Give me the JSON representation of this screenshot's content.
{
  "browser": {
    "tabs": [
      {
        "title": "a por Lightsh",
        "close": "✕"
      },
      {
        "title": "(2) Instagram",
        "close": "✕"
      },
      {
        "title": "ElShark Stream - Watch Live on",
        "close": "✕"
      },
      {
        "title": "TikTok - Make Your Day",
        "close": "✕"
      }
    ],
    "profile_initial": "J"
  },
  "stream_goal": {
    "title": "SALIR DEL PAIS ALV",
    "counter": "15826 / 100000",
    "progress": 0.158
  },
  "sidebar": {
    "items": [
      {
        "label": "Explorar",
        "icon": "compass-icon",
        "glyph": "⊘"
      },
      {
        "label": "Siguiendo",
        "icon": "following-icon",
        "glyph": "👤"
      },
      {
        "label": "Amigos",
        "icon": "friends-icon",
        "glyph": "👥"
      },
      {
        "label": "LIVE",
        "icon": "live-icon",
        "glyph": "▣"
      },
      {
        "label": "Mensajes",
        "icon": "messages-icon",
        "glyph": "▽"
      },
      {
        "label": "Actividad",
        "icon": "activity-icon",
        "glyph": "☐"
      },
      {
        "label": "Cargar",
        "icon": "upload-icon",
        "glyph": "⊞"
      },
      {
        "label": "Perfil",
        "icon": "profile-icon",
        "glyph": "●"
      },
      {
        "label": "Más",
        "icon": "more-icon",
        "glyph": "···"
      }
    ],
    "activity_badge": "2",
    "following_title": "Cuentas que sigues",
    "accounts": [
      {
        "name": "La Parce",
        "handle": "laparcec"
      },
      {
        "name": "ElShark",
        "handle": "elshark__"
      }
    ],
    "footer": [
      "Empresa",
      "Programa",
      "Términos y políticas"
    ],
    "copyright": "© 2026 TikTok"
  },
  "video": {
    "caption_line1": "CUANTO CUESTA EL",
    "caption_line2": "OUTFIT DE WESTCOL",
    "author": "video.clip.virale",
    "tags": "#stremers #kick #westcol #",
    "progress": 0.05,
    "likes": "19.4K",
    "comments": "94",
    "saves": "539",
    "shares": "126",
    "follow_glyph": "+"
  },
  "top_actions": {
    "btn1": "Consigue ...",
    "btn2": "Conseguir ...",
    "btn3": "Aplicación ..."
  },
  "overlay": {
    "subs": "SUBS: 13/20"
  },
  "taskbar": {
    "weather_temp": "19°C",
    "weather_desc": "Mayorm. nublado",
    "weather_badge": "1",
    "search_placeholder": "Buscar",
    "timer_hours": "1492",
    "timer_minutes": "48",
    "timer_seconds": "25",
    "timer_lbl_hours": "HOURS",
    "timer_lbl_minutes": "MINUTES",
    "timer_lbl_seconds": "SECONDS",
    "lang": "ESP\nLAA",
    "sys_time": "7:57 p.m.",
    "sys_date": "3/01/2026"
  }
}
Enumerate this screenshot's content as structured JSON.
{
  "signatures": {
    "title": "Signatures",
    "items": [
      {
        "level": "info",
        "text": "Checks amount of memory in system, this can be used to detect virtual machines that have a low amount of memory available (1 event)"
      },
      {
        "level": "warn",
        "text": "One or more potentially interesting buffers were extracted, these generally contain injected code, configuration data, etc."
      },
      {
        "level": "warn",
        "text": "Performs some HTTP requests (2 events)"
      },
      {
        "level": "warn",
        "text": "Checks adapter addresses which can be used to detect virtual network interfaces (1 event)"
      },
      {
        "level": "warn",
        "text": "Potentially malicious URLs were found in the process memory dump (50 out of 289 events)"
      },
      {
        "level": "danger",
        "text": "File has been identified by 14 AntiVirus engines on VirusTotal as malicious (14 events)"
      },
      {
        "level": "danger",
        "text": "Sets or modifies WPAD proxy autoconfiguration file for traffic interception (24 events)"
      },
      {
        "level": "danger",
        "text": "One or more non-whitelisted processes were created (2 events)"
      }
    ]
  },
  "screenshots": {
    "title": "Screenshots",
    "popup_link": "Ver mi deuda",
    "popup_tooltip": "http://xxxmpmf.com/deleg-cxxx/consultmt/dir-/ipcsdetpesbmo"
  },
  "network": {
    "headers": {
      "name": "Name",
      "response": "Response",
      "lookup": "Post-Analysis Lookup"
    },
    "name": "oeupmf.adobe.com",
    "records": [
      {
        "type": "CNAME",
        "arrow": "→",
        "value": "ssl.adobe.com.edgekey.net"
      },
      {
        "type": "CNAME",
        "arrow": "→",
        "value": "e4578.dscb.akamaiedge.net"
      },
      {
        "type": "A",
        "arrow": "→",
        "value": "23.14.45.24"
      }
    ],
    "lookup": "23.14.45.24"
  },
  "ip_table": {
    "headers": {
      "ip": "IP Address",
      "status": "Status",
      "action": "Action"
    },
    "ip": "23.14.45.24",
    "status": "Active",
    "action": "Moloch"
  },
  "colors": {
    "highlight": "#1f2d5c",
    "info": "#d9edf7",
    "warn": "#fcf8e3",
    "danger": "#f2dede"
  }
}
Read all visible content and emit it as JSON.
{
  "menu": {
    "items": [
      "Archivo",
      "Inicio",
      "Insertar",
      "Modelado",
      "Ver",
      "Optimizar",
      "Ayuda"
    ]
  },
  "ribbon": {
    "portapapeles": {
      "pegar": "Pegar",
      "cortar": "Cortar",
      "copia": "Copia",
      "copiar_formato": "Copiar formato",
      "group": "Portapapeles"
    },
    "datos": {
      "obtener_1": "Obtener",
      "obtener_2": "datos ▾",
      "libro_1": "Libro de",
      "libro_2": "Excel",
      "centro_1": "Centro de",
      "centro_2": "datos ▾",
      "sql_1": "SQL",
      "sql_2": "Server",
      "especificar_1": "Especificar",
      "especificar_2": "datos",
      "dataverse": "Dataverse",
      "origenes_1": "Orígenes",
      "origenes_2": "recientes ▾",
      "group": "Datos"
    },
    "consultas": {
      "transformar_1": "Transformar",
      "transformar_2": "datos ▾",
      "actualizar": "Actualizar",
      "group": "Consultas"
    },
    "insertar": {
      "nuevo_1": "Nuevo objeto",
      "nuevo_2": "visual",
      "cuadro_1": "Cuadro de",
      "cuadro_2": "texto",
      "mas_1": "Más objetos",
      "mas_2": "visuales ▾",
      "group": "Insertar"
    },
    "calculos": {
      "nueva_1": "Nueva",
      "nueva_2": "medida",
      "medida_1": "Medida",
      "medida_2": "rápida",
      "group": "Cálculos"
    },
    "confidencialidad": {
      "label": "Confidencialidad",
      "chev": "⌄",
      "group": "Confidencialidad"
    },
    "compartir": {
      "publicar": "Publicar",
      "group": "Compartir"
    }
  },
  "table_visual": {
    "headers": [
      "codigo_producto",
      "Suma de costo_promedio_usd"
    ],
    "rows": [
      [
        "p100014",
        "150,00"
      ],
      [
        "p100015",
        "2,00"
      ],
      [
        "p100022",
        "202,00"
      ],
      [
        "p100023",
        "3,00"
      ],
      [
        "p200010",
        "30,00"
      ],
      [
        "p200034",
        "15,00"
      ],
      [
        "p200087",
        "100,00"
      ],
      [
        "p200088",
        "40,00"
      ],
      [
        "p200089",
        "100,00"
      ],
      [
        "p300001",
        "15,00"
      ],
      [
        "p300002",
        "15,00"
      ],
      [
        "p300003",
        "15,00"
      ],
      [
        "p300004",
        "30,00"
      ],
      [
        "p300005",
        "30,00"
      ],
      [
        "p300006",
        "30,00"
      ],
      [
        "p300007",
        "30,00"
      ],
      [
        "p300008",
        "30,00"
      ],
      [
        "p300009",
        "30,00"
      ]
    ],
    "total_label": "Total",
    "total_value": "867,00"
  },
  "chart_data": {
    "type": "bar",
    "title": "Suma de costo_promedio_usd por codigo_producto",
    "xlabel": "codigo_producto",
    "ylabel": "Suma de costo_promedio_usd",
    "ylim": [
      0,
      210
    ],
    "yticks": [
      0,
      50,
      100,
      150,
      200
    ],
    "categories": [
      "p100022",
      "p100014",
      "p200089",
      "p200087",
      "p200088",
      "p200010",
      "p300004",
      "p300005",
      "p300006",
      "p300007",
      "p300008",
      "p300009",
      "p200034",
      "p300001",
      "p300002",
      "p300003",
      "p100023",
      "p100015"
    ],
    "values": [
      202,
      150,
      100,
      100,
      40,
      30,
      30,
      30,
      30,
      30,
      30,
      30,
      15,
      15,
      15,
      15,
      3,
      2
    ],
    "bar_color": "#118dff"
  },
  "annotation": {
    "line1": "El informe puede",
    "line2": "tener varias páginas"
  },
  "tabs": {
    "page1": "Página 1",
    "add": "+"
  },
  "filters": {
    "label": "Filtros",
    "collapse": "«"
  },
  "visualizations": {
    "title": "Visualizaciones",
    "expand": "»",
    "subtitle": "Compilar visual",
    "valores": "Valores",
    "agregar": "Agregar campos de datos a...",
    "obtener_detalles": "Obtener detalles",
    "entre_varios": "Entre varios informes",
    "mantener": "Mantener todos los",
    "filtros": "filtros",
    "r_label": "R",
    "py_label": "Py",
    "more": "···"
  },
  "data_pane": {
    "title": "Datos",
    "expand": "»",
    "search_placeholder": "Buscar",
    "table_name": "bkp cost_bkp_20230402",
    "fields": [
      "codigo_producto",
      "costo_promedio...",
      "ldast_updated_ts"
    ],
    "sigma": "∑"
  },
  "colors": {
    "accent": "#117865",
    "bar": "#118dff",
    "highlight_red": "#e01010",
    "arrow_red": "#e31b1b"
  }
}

------------------------------

* Task to carry out *
Give the number of lines above that contain "content", and nothing more.

* Exercise answer *
3